▸ What you have to do
Write out the data below in full, unchanged, minus the images.

▸ Provided records
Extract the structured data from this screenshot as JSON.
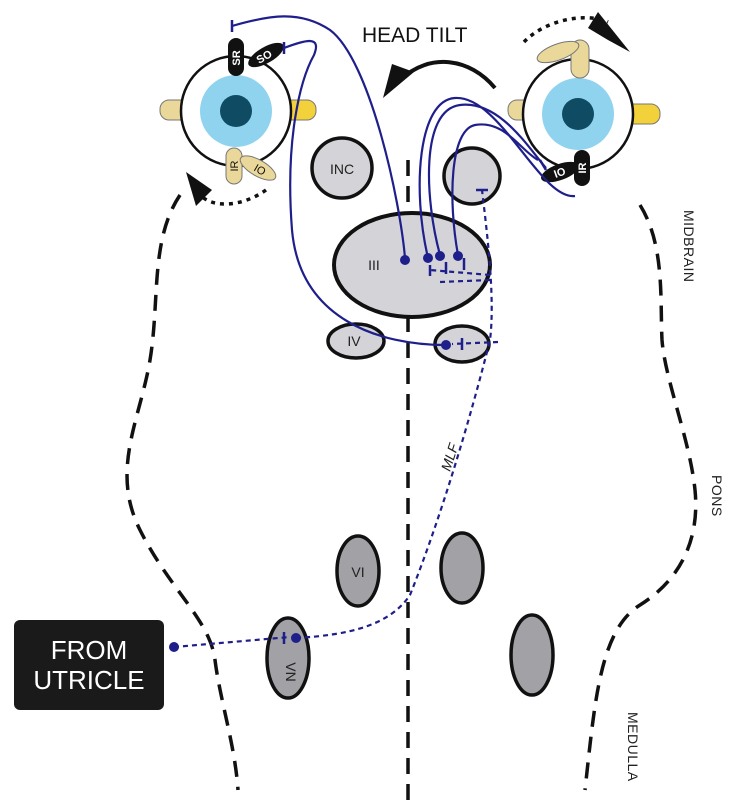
{
  "title": "HEAD TILT",
  "utricle_box": {
    "line1": "FROM",
    "line2": "UTRICLE"
  },
  "regions": {
    "midbrain": "MIDBRAIN",
    "pons": "PONS",
    "medulla": "MEDULLA"
  },
  "tract_label": "MLF",
  "nuclei": {
    "inc": "INC",
    "oculomotor": "III",
    "trochlear": "IV",
    "abducens": "VI",
    "vestibular": "VN"
  },
  "left_eye_muscles": {
    "superior_rectus": "SR",
    "superior_oblique": "SO",
    "inferior_rectus": "IR",
    "inferior_oblique": "IO"
  },
  "right_eye_muscles": {
    "inferior_oblique": "IO",
    "inferior_rectus": "IR"
  },
  "colors": {
    "pathway": "#1f1f8c",
    "nucleus_light": "#d4d4d8",
    "nucleus_dark": "#a1a1a6",
    "iris": "#8fd3ee",
    "pupil": "#0f4b63",
    "muscle_tan": "#ead79a",
    "muscle_yellow": "#f2d13a",
    "muscle_black": "#111111"
  }
}
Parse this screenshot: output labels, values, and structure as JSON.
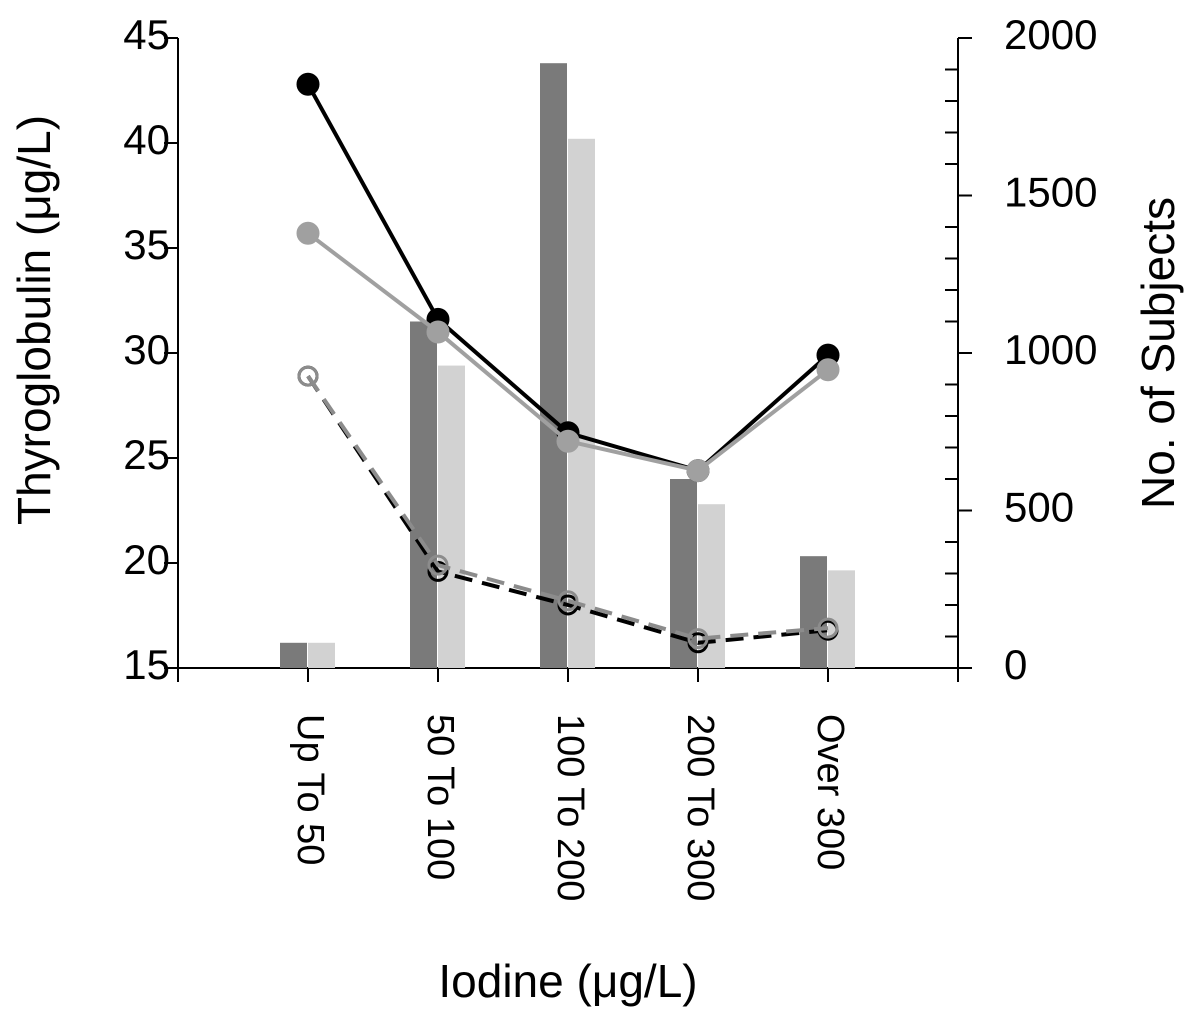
{
  "chart_data": {
    "type": "bar-line",
    "ylabel": "Thyroglobulin (μg/L)",
    "y2label": "No. of Subjects",
    "xlabel": "Iodine (μg/L)",
    "categories": [
      "Up To 50",
      "50 To 100",
      "100 To 200",
      "200 To 300",
      "Over 300"
    ],
    "ylim": [
      15,
      45
    ],
    "yticks": [
      15,
      20,
      25,
      30,
      35,
      40,
      45
    ],
    "y2lim": [
      0,
      2000
    ],
    "y2ticks": [
      0,
      500,
      1000,
      1500,
      2000
    ],
    "series": [
      {
        "type": "bar",
        "axis": "y2",
        "color": "#7a7a7a",
        "values": [
          80,
          1100,
          1920,
          600,
          355
        ]
      },
      {
        "type": "bar",
        "axis": "y2",
        "color": "#d2d2d2",
        "values": [
          80,
          960,
          1680,
          520,
          310
        ]
      },
      {
        "type": "line",
        "color": "#000000",
        "dashed": true,
        "marker": "hollow",
        "values": [
          28.9,
          19.6,
          18.0,
          16.2,
          16.8
        ]
      },
      {
        "type": "line",
        "color": "#8c8c8c",
        "dashed": true,
        "marker": "hollow",
        "values": [
          28.9,
          19.9,
          18.2,
          16.4,
          16.9
        ]
      },
      {
        "type": "line",
        "color": "#000000",
        "dashed": false,
        "marker": "filled",
        "values": [
          42.8,
          31.6,
          26.2,
          24.4,
          29.9
        ]
      },
      {
        "type": "line",
        "color": "#a0a0a0",
        "dashed": false,
        "marker": "filled",
        "values": [
          35.7,
          31.0,
          25.8,
          24.4,
          29.2
        ]
      }
    ]
  }
}
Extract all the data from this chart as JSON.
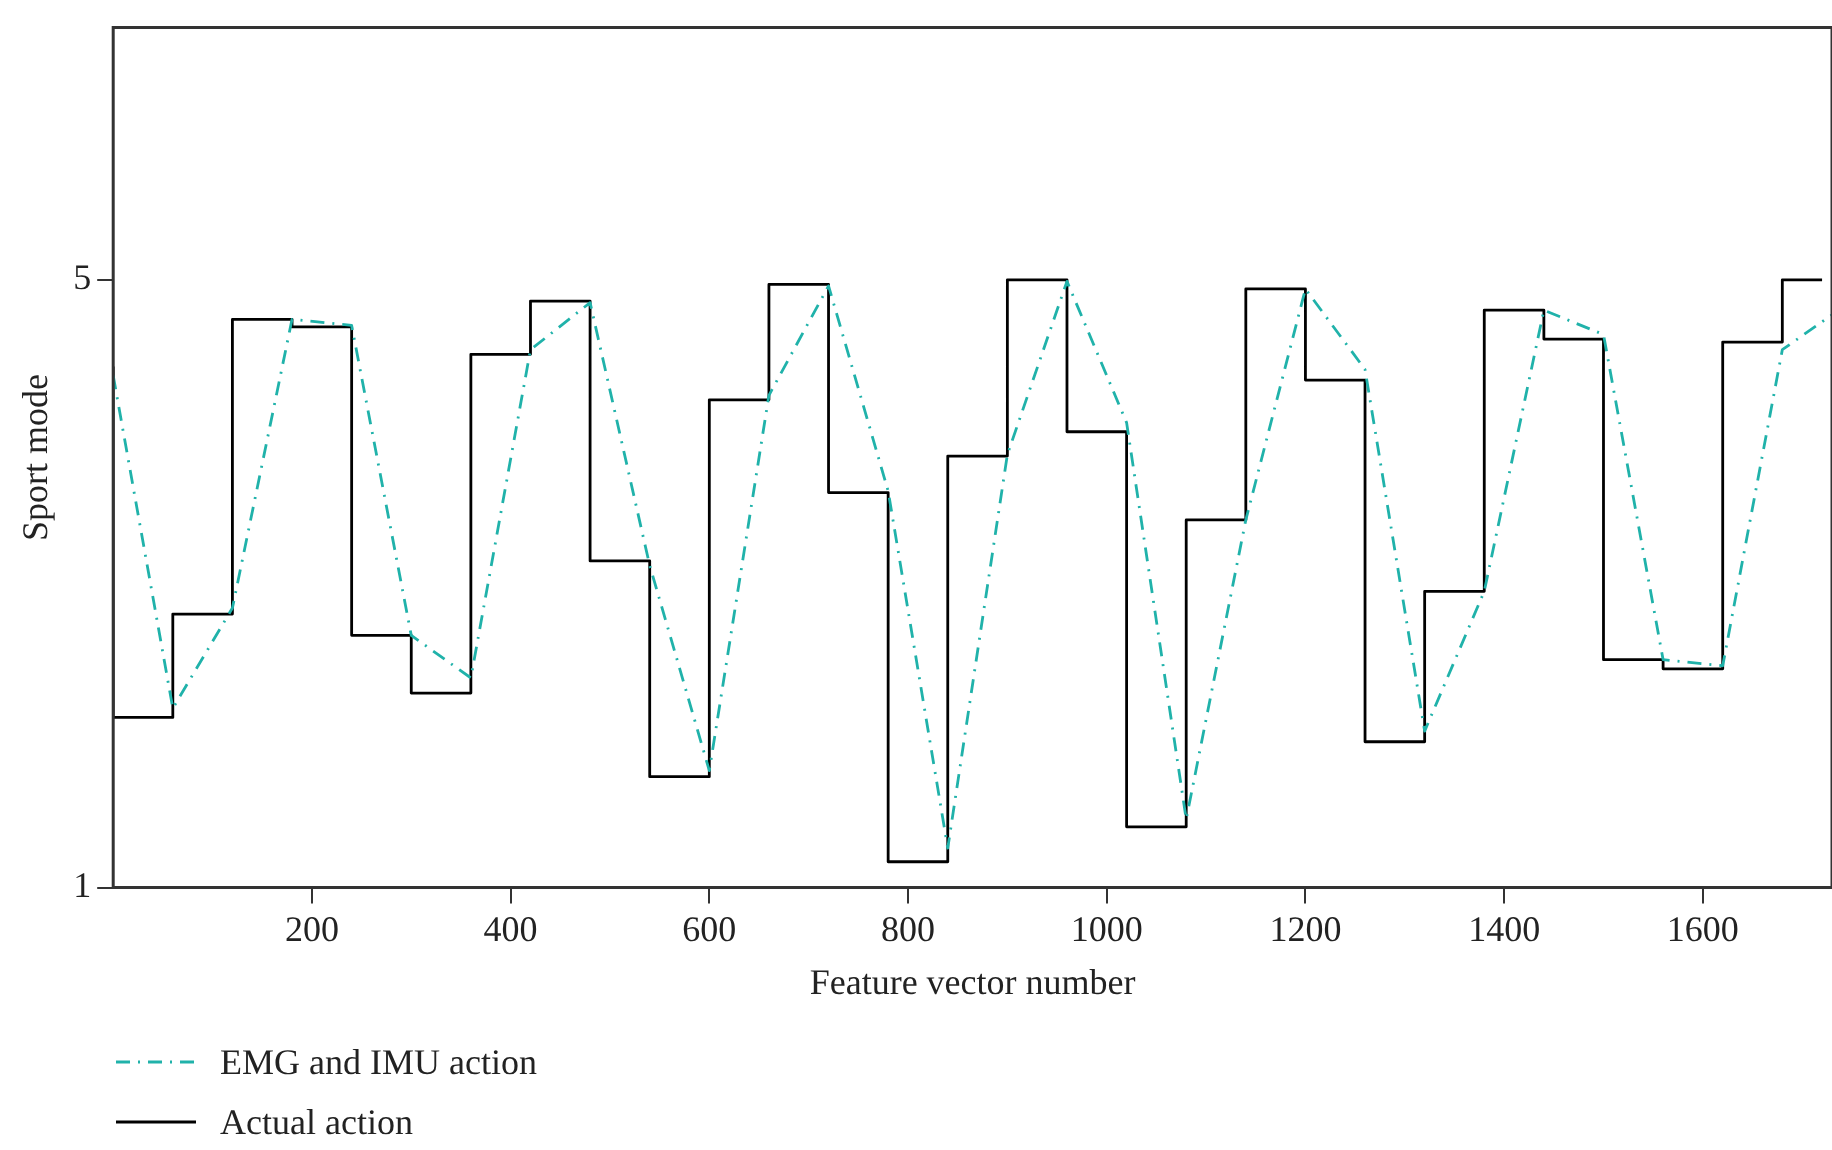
{
  "chart_data": {
    "type": "line",
    "xlabel": "Feature vector number",
    "ylabel": "Sport mode",
    "xlim": [
      0,
      1730
    ],
    "xticks": [
      200,
      400,
      600,
      800,
      1000,
      1200,
      1400,
      1600
    ],
    "ylim": [
      1,
      6.66
    ],
    "yticks": [
      1,
      5
    ],
    "grid": false,
    "legend": "bottom",
    "series": [
      {
        "name": "EMG and IMU action",
        "type": "line",
        "color": "#20b2aa",
        "line_style": "dashed",
        "x": [
          0,
          60,
          120,
          180,
          240,
          300,
          360,
          420,
          480,
          540,
          600,
          660,
          720,
          780,
          840,
          900,
          960,
          1020,
          1080,
          1140,
          1200,
          1260,
          1320,
          1380,
          1440,
          1500,
          1560,
          1620,
          1680,
          1730
        ],
        "values": [
          4.37,
          2.18,
          2.84,
          4.74,
          4.7,
          2.66,
          2.38,
          4.54,
          4.85,
          3.12,
          1.77,
          4.24,
          4.96,
          3.61,
          1.26,
          3.85,
          4.99,
          4.06,
          1.45,
          3.42,
          4.94,
          4.41,
          2.03,
          2.95,
          4.8,
          4.64,
          2.5,
          2.46,
          4.54,
          4.77
        ]
      },
      {
        "name": "Actual action",
        "type": "step",
        "color": "#000000",
        "line_style": "solid",
        "x": [
          0,
          60,
          120,
          180,
          240,
          300,
          360,
          420,
          480,
          540,
          600,
          660,
          720,
          780,
          840,
          900,
          960,
          1020,
          1080,
          1140,
          1200,
          1260,
          1320,
          1380,
          1440,
          1500,
          1560,
          1620,
          1680,
          1720
        ],
        "values": [
          4.43,
          2.12,
          2.8,
          4.74,
          4.69,
          2.66,
          2.28,
          4.51,
          4.86,
          3.15,
          1.73,
          4.21,
          4.97,
          3.6,
          1.17,
          3.84,
          5.0,
          4.0,
          1.4,
          3.42,
          4.94,
          4.34,
          1.96,
          2.95,
          4.8,
          4.61,
          2.5,
          2.44,
          4.59,
          5.0
        ]
      }
    ]
  }
}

▸ Exercise solution
Extract the structured data from this screenshot as JSON.
{
  "title": "HEAD TILT",
  "utricle_box": {
    "line1": "FROM",
    "line2": "UTRICLE"
  },
  "regions": {
    "midbrain": "MIDBRAIN",
    "pons": "PONS",
    "medulla": "MEDULLA"
  },
  "tract_label": "MLF",
  "nuclei": {
    "inc": "INC",
    "oculomotor": "III",
    "trochlear": "IV",
    "abducens": "VI",
    "vestibular": "VN"
  },
  "left_eye_muscles": {
    "superior_rectus": "SR",
    "superior_oblique": "SO",
    "inferior_rectus": "IR",
    "inferior_oblique": "IO"
  },
  "right_eye_muscles": {
    "inferior_oblique": "IO",
    "inferior_rectus": "IR"
  },
  "colors": {
    "pathway": "#1f1f8c",
    "nucleus_light": "#d4d4d8",
    "nucleus_dark": "#a1a1a6",
    "iris": "#8fd3ee",
    "pupil": "#0f4b63",
    "muscle_tan": "#ead79a",
    "muscle_yellow": "#f2d13a",
    "muscle_black": "#111111"
  }
}
Parse this screenshot: output labels, values, and structure as JSON.
{
  "chart_data": {
    "type": "bar-line",
    "ylabel": "Thyroglobulin (μg/L)",
    "y2label": "No. of Subjects",
    "xlabel": "Iodine (μg/L)",
    "categories": [
      "Up To 50",
      "50 To 100",
      "100 To 200",
      "200 To 300",
      "Over 300"
    ],
    "ylim": [
      15,
      45
    ],
    "yticks": [
      15,
      20,
      25,
      30,
      35,
      40,
      45
    ],
    "y2lim": [
      0,
      2000
    ],
    "y2ticks": [
      0,
      500,
      1000,
      1500,
      2000
    ],
    "series": [
      {
        "type": "bar",
        "axis": "y2",
        "color": "#7a7a7a",
        "values": [
          80,
          1100,
          1920,
          600,
          355
        ]
      },
      {
        "type": "bar",
        "axis": "y2",
        "color": "#d2d2d2",
        "values": [
          80,
          960,
          1680,
          520,
          310
        ]
      },
      {
        "type": "line",
        "color": "#000000",
        "dashed": true,
        "marker": "hollow",
        "values": [
          28.9,
          19.6,
          18.0,
          16.2,
          16.8
        ]
      },
      {
        "type": "line",
        "color": "#8c8c8c",
        "dashed": true,
        "marker": "hollow",
        "values": [
          28.9,
          19.9,
          18.2,
          16.4,
          16.9
        ]
      },
      {
        "type": "line",
        "color": "#000000",
        "dashed": false,
        "marker": "filled",
        "values": [
          42.8,
          31.6,
          26.2,
          24.4,
          29.9
        ]
      },
      {
        "type": "line",
        "color": "#a0a0a0",
        "dashed": false,
        "marker": "filled",
        "values": [
          35.7,
          31.0,
          25.8,
          24.4,
          29.2
        ]
      }
    ]
  }
}
Extract all the data from this chart as JSON.
{
  "chart_data": {
    "type": "line",
    "xlabel": "Feature vector number",
    "ylabel": "Sport mode",
    "xlim": [
      0,
      1730
    ],
    "xticks": [
      200,
      400,
      600,
      800,
      1000,
      1200,
      1400,
      1600
    ],
    "ylim": [
      1,
      6.66
    ],
    "yticks": [
      1,
      5
    ],
    "grid": false,
    "legend": "bottom",
    "series": [
      {
        "name": "EMG and IMU action",
        "type": "line",
        "color": "#20b2aa",
        "line_style": "dashed",
        "x": [
          0,
          60,
          120,
          180,
          240,
          300,
          360,
          420,
          480,
          540,
          600,
          660,
          720,
          780,
          840,
          900,
          960,
          1020,
          1080,
          1140,
          1200,
          1260,
          1320,
          1380,
          1440,
          1500,
          1560,
          1620,
          1680,
          1730
        ],
        "values": [
          4.37,
          2.18,
          2.84,
          4.74,
          4.7,
          2.66,
          2.38,
          4.54,
          4.85,
          3.12,
          1.77,
          4.24,
          4.96,
          3.61,
          1.26,
          3.85,
          4.99,
          4.06,
          1.45,
          3.42,
          4.94,
          4.41,
          2.03,
          2.95,
          4.8,
          4.64,
          2.5,
          2.46,
          4.54,
          4.77
        ]
      },
      {
        "name": "Actual action",
        "type": "step",
        "color": "#000000",
        "line_style": "solid",
        "x": [
          0,
          60,
          120,
          180,
          240,
          300,
          360,
          420,
          480,
          540,
          600,
          660,
          720,
          780,
          840,
          900,
          960,
          1020,
          1080,
          1140,
          1200,
          1260,
          1320,
          1380,
          1440,
          1500,
          1560,
          1620,
          1680,
          1720
        ],
        "values": [
          4.43,
          2.12,
          2.8,
          4.74,
          4.69,
          2.66,
          2.28,
          4.51,
          4.86,
          3.15,
          1.73,
          4.21,
          4.97,
          3.6,
          1.17,
          3.84,
          5.0,
          4.0,
          1.4,
          3.42,
          4.94,
          4.34,
          1.96,
          2.95,
          4.8,
          4.61,
          2.5,
          2.44,
          4.59,
          5.0
        ]
      }
    ]
  }
}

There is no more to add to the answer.